— TO BE DONE —
Lines holding the string "byline" are the ones to copy; find them all in the data.

[Data items]
* Start *
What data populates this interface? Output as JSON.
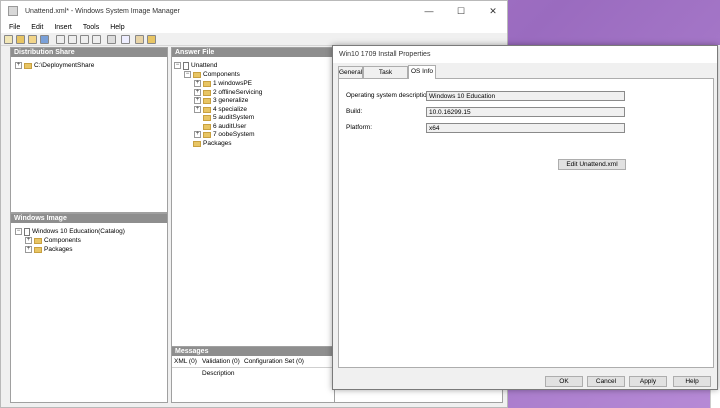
{
  "main_window": {
    "title": "Unattend.xml* - Windows System Image Manager",
    "menu": [
      "File",
      "Edit",
      "Insert",
      "Tools",
      "Help"
    ],
    "buttons": {
      "minimize": "—",
      "maximize": "☐",
      "close": "✕"
    }
  },
  "distribution_share": {
    "header": "Distribution Share",
    "items": [
      {
        "expander": "+",
        "label": "C:\\DeploymentShare"
      }
    ]
  },
  "windows_image": {
    "header": "Windows Image",
    "items": [
      {
        "expander": "−",
        "label": "Windows 10 Education(Catalog)"
      },
      {
        "expander": "+",
        "label": "Components"
      },
      {
        "expander": "+",
        "label": "Packages"
      }
    ]
  },
  "answer_file": {
    "header": "Answer File",
    "items": [
      {
        "expander": "−",
        "label": "Unattend"
      },
      {
        "expander": "−",
        "label": "Components"
      },
      {
        "expander": "+",
        "label": "1 windowsPE"
      },
      {
        "expander": "+",
        "label": "2 offlineServicing"
      },
      {
        "expander": "+",
        "label": "3 generalize"
      },
      {
        "expander": "+",
        "label": "4 specialize"
      },
      {
        "expander": "",
        "label": "5 auditSystem"
      },
      {
        "expander": "",
        "label": "6 auditUser"
      },
      {
        "expander": "+",
        "label": "7 oobeSystem"
      },
      {
        "expander": "",
        "label": "Packages"
      }
    ]
  },
  "messages": {
    "header": "Messages",
    "tabs": [
      "XML (0)",
      "Validation (0)",
      "Configuration Set (0)"
    ],
    "column": "Description"
  },
  "dialog": {
    "title": "Win10 1709 Install Properties",
    "tabs": [
      "General",
      "Task Sequence",
      "OS Info"
    ],
    "active_tab": "OS Info",
    "fields": [
      {
        "label": "Operating system description:",
        "value": "Windows 10 Education"
      },
      {
        "label": "Build:",
        "value": "10.0.16299.15"
      },
      {
        "label": "Platform:",
        "value": "x64"
      }
    ],
    "edit_button": "Edit Unattend.xml",
    "footer": {
      "ok": "OK",
      "cancel": "Cancel",
      "apply": "Apply",
      "help": "Help"
    }
  }
}
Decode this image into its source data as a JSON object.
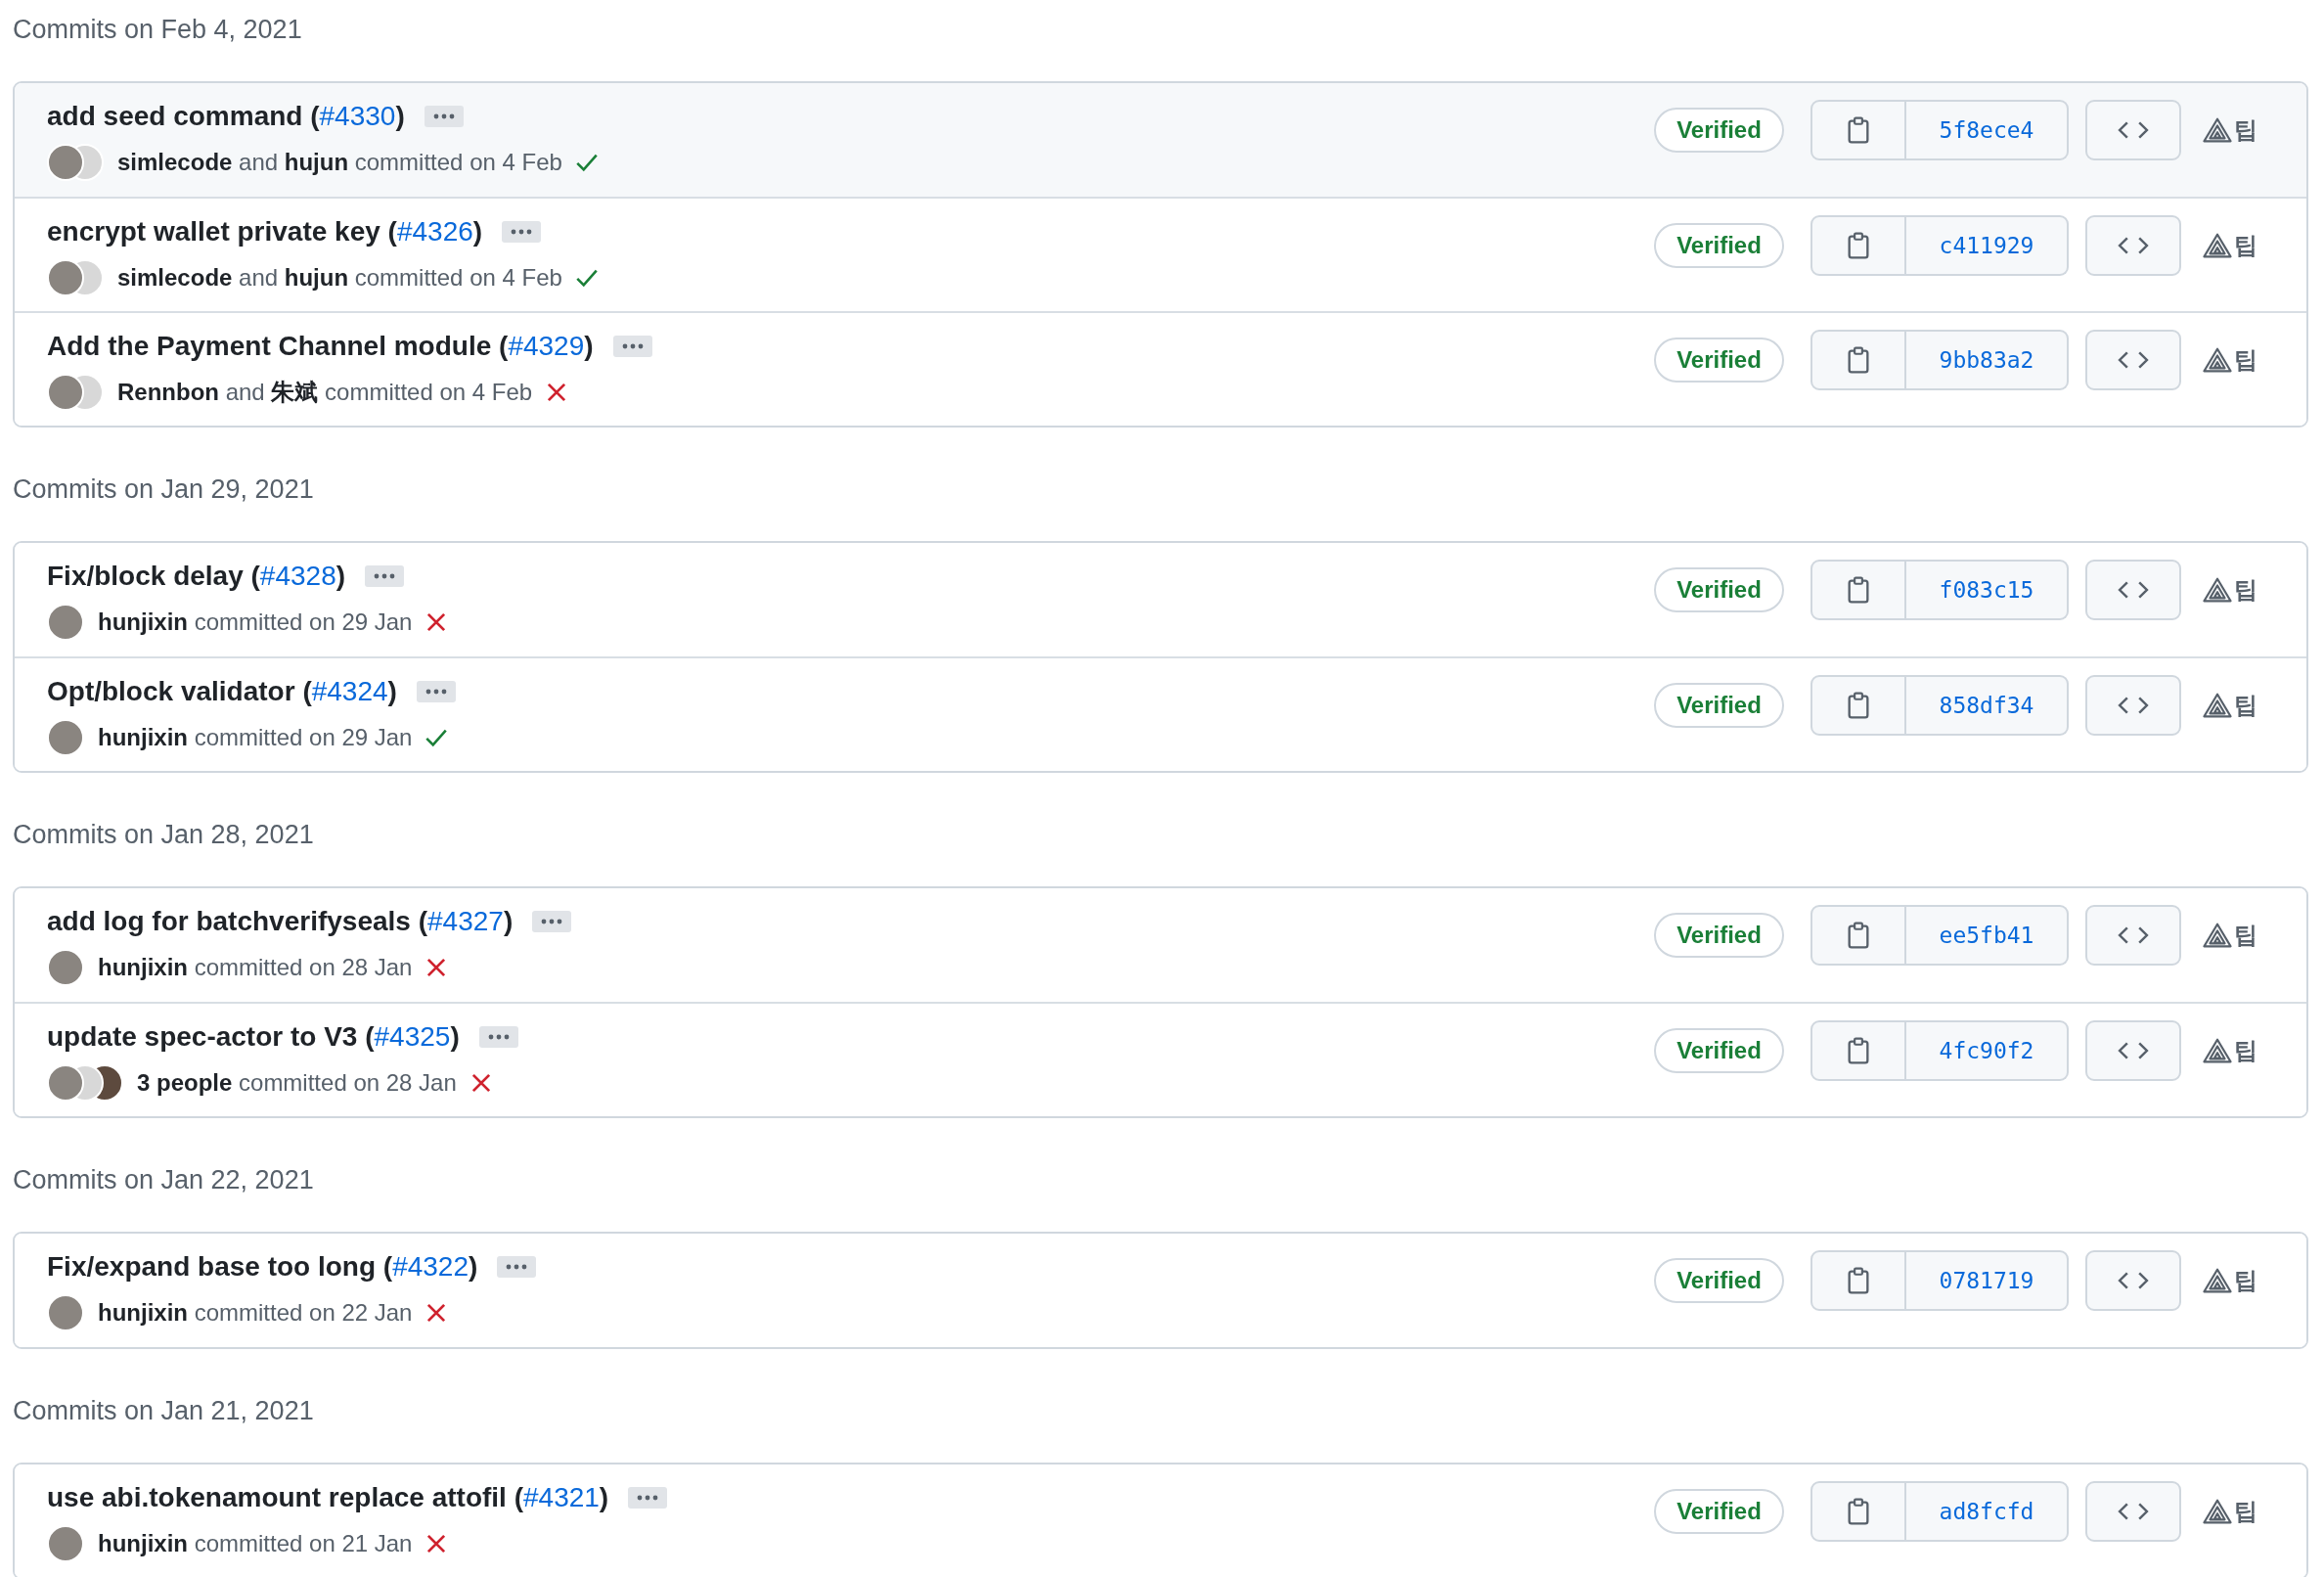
{
  "groups": [
    {
      "heading": "Commits on Feb 4, 2021",
      "commits": [
        {
          "title": {
            "before": "add seed command (",
            "link": "#4330",
            "after": ")"
          },
          "avatars": [
            {
              "kind": "photo"
            },
            {
              "kind": "blank"
            }
          ],
          "byline": "**simlecode** and **hujun** committed on 4 Feb",
          "passed": true,
          "badge": "Verified",
          "sha": "5f8ece4",
          "tip": "팁"
        },
        {
          "title": {
            "before": "encrypt wallet private key (",
            "link": "#4326",
            "after": ")"
          },
          "avatars": [
            {
              "kind": "photo"
            },
            {
              "kind": "blank"
            }
          ],
          "byline": "**simlecode** and **hujun** committed on 4 Feb",
          "passed": true,
          "badge": "Verified",
          "sha": "c411929",
          "tip": "팁"
        },
        {
          "title": {
            "before": "Add the Payment Channel module (",
            "link": "#4329",
            "after": ")"
          },
          "avatars": [
            {
              "kind": "photo"
            },
            {
              "kind": "blank"
            }
          ],
          "byline": "**Rennbon** and **朱斌** committed on 4 Feb",
          "passed": false,
          "badge": "Verified",
          "sha": "9bb83a2",
          "tip": "팁"
        }
      ]
    },
    {
      "heading": "Commits on Jan 29, 2021",
      "commits": [
        {
          "title": {
            "before": "Fix/block delay (",
            "link": "#4328",
            "after": ")"
          },
          "avatars": [
            {
              "kind": "photo"
            }
          ],
          "byline": "**hunjixin** committed on 29 Jan",
          "passed": false,
          "badge": "Verified",
          "sha": "f083c15",
          "tip": "팁"
        },
        {
          "title": {
            "before": "Opt/block validator (",
            "link": "#4324",
            "after": ")"
          },
          "avatars": [
            {
              "kind": "photo"
            }
          ],
          "byline": "**hunjixin** committed on 29 Jan",
          "passed": true,
          "badge": "Verified",
          "sha": "858df34",
          "tip": "팁"
        }
      ]
    },
    {
      "heading": "Commits on Jan 28, 2021",
      "commits": [
        {
          "title": {
            "before": "add log for batchverifyseals (",
            "link": "#4327",
            "after": ")"
          },
          "avatars": [
            {
              "kind": "photo"
            }
          ],
          "byline": "**hunjixin** committed on 28 Jan",
          "passed": false,
          "badge": "Verified",
          "sha": "ee5fb41",
          "tip": "팁"
        },
        {
          "title": {
            "before": "update spec-actor to V3 (",
            "link": "#4325",
            "after": ")"
          },
          "avatars": [
            {
              "kind": "photo"
            },
            {
              "kind": "blank"
            },
            {
              "kind": "photo"
            }
          ],
          "byline": "**3 people** committed on 28 Jan",
          "passed": false,
          "badge": "Verified",
          "sha": "4fc90f2",
          "tip": "팁"
        }
      ]
    },
    {
      "heading": "Commits on Jan 22, 2021",
      "commits": [
        {
          "title": {
            "before": "Fix/expand base too long (",
            "link": "#4322",
            "after": ")"
          },
          "avatars": [
            {
              "kind": "photo"
            }
          ],
          "byline": "**hunjixin** committed on 22 Jan",
          "passed": false,
          "badge": "Verified",
          "sha": "0781719",
          "tip": "팁"
        }
      ]
    },
    {
      "heading": "Commits on Jan 21, 2021",
      "commits": [
        {
          "title": {
            "before": "use abi.tokenamount replace attofil (",
            "link": "#4321",
            "after": ")"
          },
          "avatars": [
            {
              "kind": "photo"
            }
          ],
          "byline": "**hunjixin** committed on 21 Jan",
          "passed": false,
          "badge": "Verified",
          "sha": "ad8fcfd",
          "tip": "팁"
        }
      ]
    }
  ]
}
* End *
— ANSWER IN FULL —
          "byline": "**simlecode** and **hujun** committed on 4 Feb",
          "byline": "**simlecode** and **hujun** committed on 4 Feb",
          "byline": "**Rennbon** and **朱斌** committed on 4 Feb",
          "byline": "**hunjixin** committed on 29 Jan",
          "byline": "**hunjixin** committed on 29 Jan",
          "byline": "**hunjixin** committed on 28 Jan",
          "byline": "**3 people** committed on 28 Jan",
          "byline": "**hunjixin** committed on 22 Jan",
          "byline": "**hunjixin** committed on 21 Jan",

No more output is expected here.